_Records for this exercise:_
** BEGIN **
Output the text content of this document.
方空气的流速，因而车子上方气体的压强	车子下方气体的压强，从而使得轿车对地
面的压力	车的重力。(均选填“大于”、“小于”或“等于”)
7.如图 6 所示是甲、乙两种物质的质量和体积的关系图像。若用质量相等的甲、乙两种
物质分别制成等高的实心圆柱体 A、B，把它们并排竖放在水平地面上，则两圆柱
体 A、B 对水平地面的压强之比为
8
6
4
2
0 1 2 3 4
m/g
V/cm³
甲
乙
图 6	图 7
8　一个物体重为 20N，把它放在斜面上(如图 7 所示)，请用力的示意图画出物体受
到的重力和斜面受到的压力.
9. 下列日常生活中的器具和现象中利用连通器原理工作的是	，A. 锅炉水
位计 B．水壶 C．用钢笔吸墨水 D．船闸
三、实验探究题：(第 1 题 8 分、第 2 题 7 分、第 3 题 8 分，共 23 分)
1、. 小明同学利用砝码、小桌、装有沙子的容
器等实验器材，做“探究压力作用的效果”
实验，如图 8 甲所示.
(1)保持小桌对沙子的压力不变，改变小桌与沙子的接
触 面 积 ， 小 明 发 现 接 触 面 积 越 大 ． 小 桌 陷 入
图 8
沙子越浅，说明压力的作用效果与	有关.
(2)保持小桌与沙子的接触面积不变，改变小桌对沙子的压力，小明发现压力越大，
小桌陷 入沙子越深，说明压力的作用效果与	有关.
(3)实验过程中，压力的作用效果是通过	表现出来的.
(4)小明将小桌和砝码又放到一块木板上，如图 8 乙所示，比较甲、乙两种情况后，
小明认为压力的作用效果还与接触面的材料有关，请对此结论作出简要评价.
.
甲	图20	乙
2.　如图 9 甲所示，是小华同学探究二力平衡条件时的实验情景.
** END **
The lines above should be duplicated exactly.

Output the text content of this document.
方空气的流速，因而车子上方气体的压强	车子下方气体的压强，从而使得轿车对地
面的压力	车的重力。(均选填“大于”、“小于”或“等于”)
7.如图 6 所示是甲、乙两种物质的质量和体积的关系图像。若用质量相等的甲、乙两种
物质分别制成等高的实心圆柱体 A、B，把它们并排竖放在水平地面上，则两圆柱
体 A、B 对水平地面的压强之比为
8
6
4
2
0 1 2 3 4
m/g
V/cm³
甲
乙
图 6	图 7
8　一个物体重为 20N，把它放在斜面上(如图 7 所示)，请用力的示意图画出物体受
到的重力和斜面受到的压力.
9. 下列日常生活中的器具和现象中利用连通器原理工作的是	，A. 锅炉水
位计 B．水壶 C．用钢笔吸墨水 D．船闸
三、实验探究题：(第 1 题 8 分、第 2 题 7 分、第 3 题 8 分，共 23 分)
1、. 小明同学利用砝码、小桌、装有沙子的容
器等实验器材，做“探究压力作用的效果”
实验，如图 8 甲所示.
(1)保持小桌对沙子的压力不变，改变小桌与沙子的接
触 面 积 ， 小 明 发 现 接 触 面 积 越 大 ． 小 桌 陷 入
图 8
沙子越浅，说明压力的作用效果与	有关.
(2)保持小桌与沙子的接触面积不变，改变小桌对沙子的压力，小明发现压力越大，
小桌陷 入沙子越深，说明压力的作用效果与	有关.
(3)实验过程中，压力的作用效果是通过	表现出来的.
(4)小明将小桌和砝码又放到一块木板上，如图 8 乙所示，比较甲、乙两种情况后，
小明认为压力的作用效果还与接触面的材料有关，请对此结论作出简要评价.
.
甲	图20	乙
2.　如图 9 甲所示，是小华同学探究二力平衡条件时的实验情景.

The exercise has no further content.